SET EXERCISE:
Print every entry word for word, but omit the pictures.
>> BEGIN DATA RECORDS
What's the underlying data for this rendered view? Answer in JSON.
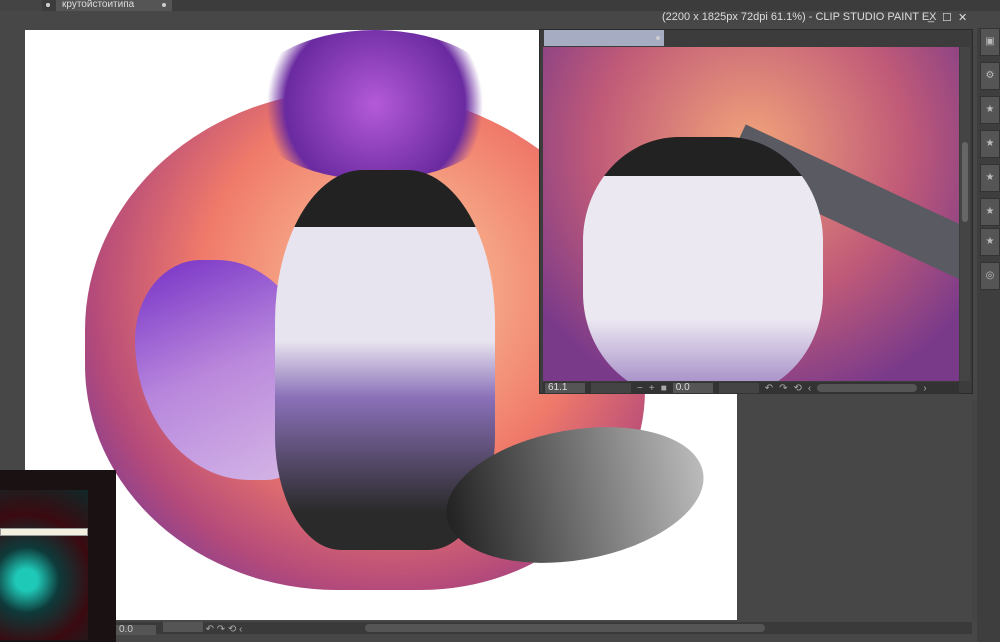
{
  "tabs": [
    {
      "label": ""
    },
    {
      "label": "крутойстоитипа"
    }
  ],
  "window": {
    "title": "(2200 x 1825px 72dpi 61.1%)  - CLIP STUDIO PAINT EX",
    "minimize": "_",
    "maximize": "☐",
    "close": "✕"
  },
  "navigator": {
    "zoom": "61.1",
    "rotation": "0.0",
    "zoom_out": "−",
    "zoom_in": "+",
    "fit": "■",
    "rotate_left": "↶",
    "rotate_right": "↷",
    "reset": "⟲",
    "prev": "‹",
    "next": "›"
  },
  "main_nav": {
    "rotation": "0.0",
    "rotate_left": "↶",
    "rotate_right": "↷",
    "reset": "⟲",
    "prev": "‹"
  },
  "panel_icons": [
    "layer-icon",
    "gear-icon",
    "folder-icon",
    "folder-icon",
    "folder-icon",
    "folder-icon",
    "folder-icon",
    "camera-icon"
  ],
  "colors": {
    "ui_bg": "#474747",
    "tab_active": "#a6adc2"
  }
}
>> END DATA RECORDS
COMPLETE RESPONSE:
What's the underlying data for this rendered view? Answer in JSON.
{
  "tabs": [
    {
      "label": ""
    },
    {
      "label": "крутойстоитипа"
    }
  ],
  "window": {
    "title": "(2200 x 1825px 72dpi 61.1%)  - CLIP STUDIO PAINT EX",
    "minimize": "_",
    "maximize": "☐",
    "close": "✕"
  },
  "navigator": {
    "zoom": "61.1",
    "rotation": "0.0",
    "zoom_out": "−",
    "zoom_in": "+",
    "fit": "■",
    "rotate_left": "↶",
    "rotate_right": "↷",
    "reset": "⟲",
    "prev": "‹",
    "next": "›"
  },
  "main_nav": {
    "rotation": "0.0",
    "rotate_left": "↶",
    "rotate_right": "↷",
    "reset": "⟲",
    "prev": "‹"
  },
  "panel_icons": [
    "layer-icon",
    "gear-icon",
    "folder-icon",
    "folder-icon",
    "folder-icon",
    "folder-icon",
    "folder-icon",
    "camera-icon"
  ],
  "colors": {
    "ui_bg": "#474747",
    "tab_active": "#a6adc2"
  }
}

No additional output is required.